C’è posta per Renzi
Governo Il caso delle assunzioni alle Poste piomba su un Ncd prossimo alla dissoluzione. M5S, Si e Lega chiedono le dimissioni di Alfano. Il ministro non arretra. Ma il rischio incidente in Senato è dietro l’angolo
Governo Il caso delle assunzioni alle Poste piomba su un Ncd prossimo alla dissoluzione. M5S, Si e Lega chiedono le dimissioni di Alfano. Il ministro non arretra. Ma il rischio incidente in Senato è dietro l’angolo
Padri, fratelli, figli, fidanzati: la famiglia è la nemesi di questo governo, che in realtà è emanazione proprio del family day. E’ il turno della famiglia Alfano, dopo quelle Boschi, Lupi, Guidi e in questo caso il parentado è folto. Che Alessandro il fratello fosse entrato alle Poste da un porticina speciale e tutta d’oro si è scoperto ieri che lo sapevano tutti, senza bisogno di intercettazioni più o meno piratate. Ben 36 deputati del Pd avevano proposto una commissione d’inchiesta sulle assunzioni alle Poste già nel febbraio 2015.

• • •

**Compiti assegnati**.
- A) Traduca in inglese la frase del testo citato «Il ministro non arretra.»
- B) Converta in un elenco JSON di stringhe le righe delle registrazioni, a partire dall'inizio delle registrazioni e proseguendo fino alla riga che contiene "The inductor 83 is at (470, 487).", entrambe comprese. Ogni riga deve corrispondere a una stringa, e le righe vuote vanno omesse.
Le registrazioni non hanno alcuna attinenza con il testo citato.

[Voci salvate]
• • •

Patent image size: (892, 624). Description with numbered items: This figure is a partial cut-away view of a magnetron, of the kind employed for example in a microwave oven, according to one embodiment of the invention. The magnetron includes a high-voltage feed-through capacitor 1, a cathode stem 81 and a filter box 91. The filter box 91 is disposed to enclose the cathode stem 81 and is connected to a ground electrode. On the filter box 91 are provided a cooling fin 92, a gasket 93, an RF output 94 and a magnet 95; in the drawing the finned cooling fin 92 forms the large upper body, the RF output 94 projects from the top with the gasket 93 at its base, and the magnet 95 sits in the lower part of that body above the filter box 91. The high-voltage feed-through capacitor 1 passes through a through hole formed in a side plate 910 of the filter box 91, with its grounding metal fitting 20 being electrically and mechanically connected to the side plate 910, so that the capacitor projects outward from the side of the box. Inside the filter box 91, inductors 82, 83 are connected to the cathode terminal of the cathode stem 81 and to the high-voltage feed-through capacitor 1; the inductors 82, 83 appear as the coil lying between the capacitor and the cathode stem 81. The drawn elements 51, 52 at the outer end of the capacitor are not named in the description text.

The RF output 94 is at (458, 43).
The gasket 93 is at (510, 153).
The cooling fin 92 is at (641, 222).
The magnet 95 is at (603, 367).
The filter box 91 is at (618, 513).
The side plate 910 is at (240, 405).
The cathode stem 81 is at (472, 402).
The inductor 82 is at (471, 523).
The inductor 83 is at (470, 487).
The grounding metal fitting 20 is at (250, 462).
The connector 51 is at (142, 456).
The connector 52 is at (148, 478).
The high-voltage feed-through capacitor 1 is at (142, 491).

• • •

**Risposte all'esercizio**.
- A) The minister is not backing down.

- B)
[
  "Patent image size: (892, 624). Description with numbered items: This figure is a partial cut-away view of a magnetron, of the kind employed for example in a microwave oven, according to one embodiment of the invention. The magnetron includes a high-voltage feed-through capacitor 1, a cathode stem 81 and a filter box 91. The filter box 91 is disposed to enclose the cathode stem 81 and is connected to a ground electrode. On the filter box 91 are provided a cooling fin 92, a gasket 93, an RF output 94 and a magnet 95; in the drawing the finned cooling fin 92 forms the large upper body, the RF output 94 projects from the top with the gasket 93 at its base, and the magnet 95 sits in the lower part of that body above the filter box 91. The high-voltage feed-through capacitor 1 passes through a through hole formed in a side plate 910 of the filter box 91, with its grounding metal fitting 20 being electrically and mechanically connected to the side plate 910, so that the capacitor projects outward from the side of the box. Inside the filter box 91, inductors 82, 83 are connected to the cathode terminal of the cathode stem 81 and to the high-voltage feed-through capacitor 1; the inductors 82, 83 appear as the coil lying between the capacitor and the cathode stem 81. The drawn elements 51, 52 at the outer end of the capacitor are not named in the description text.",
  "The RF output 94 is at (458, 43).",
  "The gasket 93 is at (510, 153).",
  "The cooling fin 92 is at (641, 222).",
  "The magnet 95 is at (603, 367).",
  "The filter box 91 is at (618, 513).",
  "The side plate 910 is at (240, 405).",
  "The cathode stem 81 is at (472, 402).",
  "The inductor 82 is at (471, 523).",
  "The inductor 83 is at (470, 487)."
]